<<<<

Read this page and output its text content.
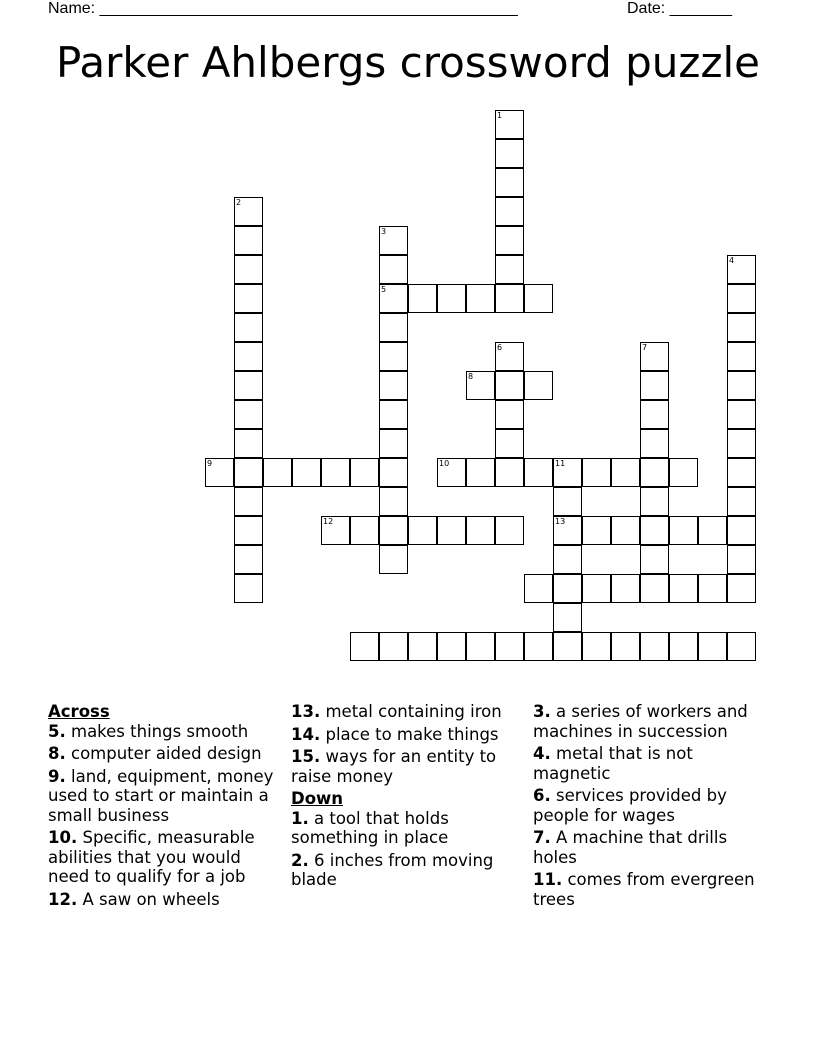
Name: _______________________________________________	Date: _______
Parker Ahlbergs crossword puzzle
1
2
3
5
4
6
8
7
9	10	11
13
12
Across
5. makes things smooth
8. computer aided design
9. land, equipment, money used to start or maintain a small business
10. Specific, measurable abilities that you would need to qualify for a job
12. A saw on wheels
13. metal containing iron
14. place to make things
15. ways for an entity to raise money
Down
1. a tool that holds something in place
2. 6 inches from moving blade
3. a series of workers and machines in succession
4. metal that is not magnetic
6. services provided by people for wages
7. A machine that drills holes
11. comes from evergreen trees
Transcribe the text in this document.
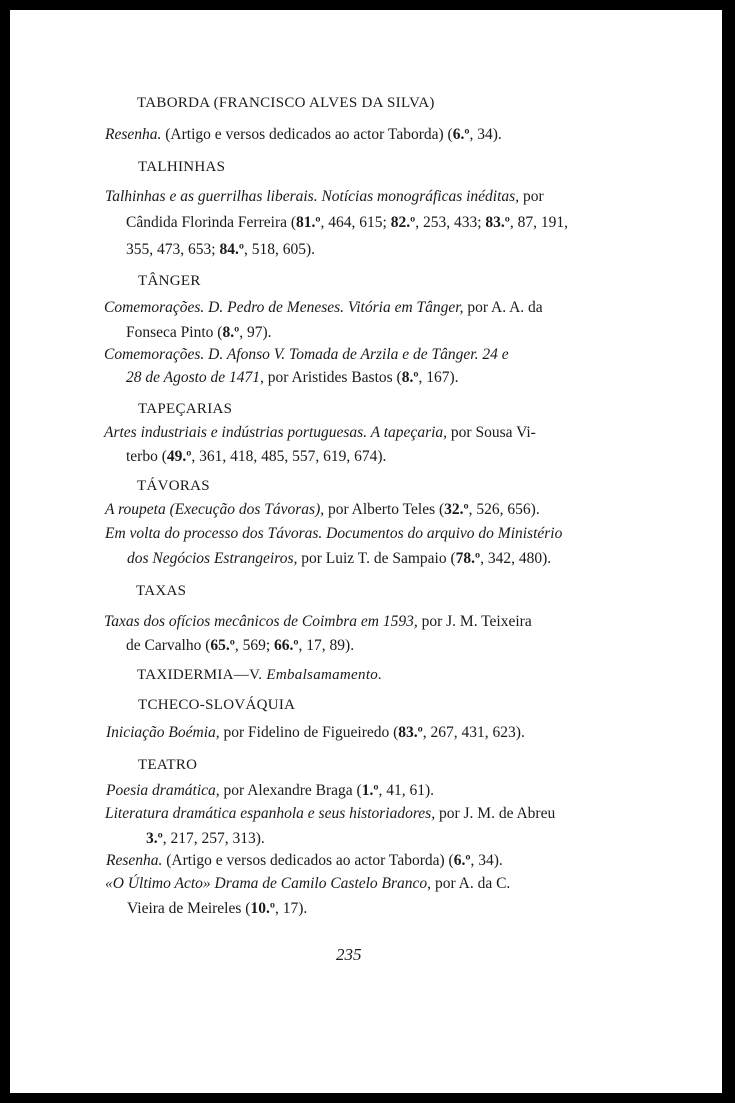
TABORDA (FRANCISCO ALVES DA SILVA)
Resenha. (Artigo e versos dedicados ao actor Taborda) (6.º, 34).
TALHINHAS
Talhinhas e as guerrilhas liberais. Notícias monográficas inéditas, por
Cândida Florinda Ferreira (81.º, 464, 615; 82.º, 253, 433; 83.º, 87, 191,
355, 473, 653; 84.º, 518, 605).
TÂNGER
Comemorações. D. Pedro de Meneses. Vitória em Tânger, por A. A. da
Fonseca Pinto (8.º, 97).
Comemorações. D. Afonso V. Tomada de Arzila e de Tânger. 24 e
28 de Agosto de 1471, por Aristides Bastos (8.º, 167).
TAPEÇARIAS
Artes industriais e indústrias portuguesas. A tapeçaria, por Sousa Vi-
terbo (49.º, 361, 418, 485, 557, 619, 674).
TÁVORAS
A roupeta (Execução dos Távoras), por Alberto Teles (32.º, 526, 656).
Em volta do processo dos Távoras. Documentos do arquivo do Ministério
dos Negócios Estrangeiros, por Luiz T. de Sampaio (78.º, 342, 480).
TAXAS
Taxas dos ofícios mecânicos de Coimbra em 1593, por J. M. Teixeira
de Carvalho (65.º, 569; 66.º, 17, 89).
TAXIDERMIA—V. Embalsamamento.
TCHECO-SLOVÁQUIA
Iniciação Boémia, por Fidelino de Figueiredo (83.º, 267, 431, 623).
TEATRO
Poesia dramática, por Alexandre Braga (1.º, 41, 61).
Literatura dramática espanhola e seus historiadores, por J. M. de Abreu
3.º, 217, 257, 313).
Resenha. (Artigo e versos dedicados ao actor Taborda) (6.º, 34).
«O Último Acto» Drama de Camilo Castelo Branco, por A. da C.
Vieira de Meireles (10.º, 17).
235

>>>>

Copy all lines of the material above where the string "money" occurs.

• **The answer**:
9. land, equipment, money used to start or maintain a small business
15. ways for an entity to raise money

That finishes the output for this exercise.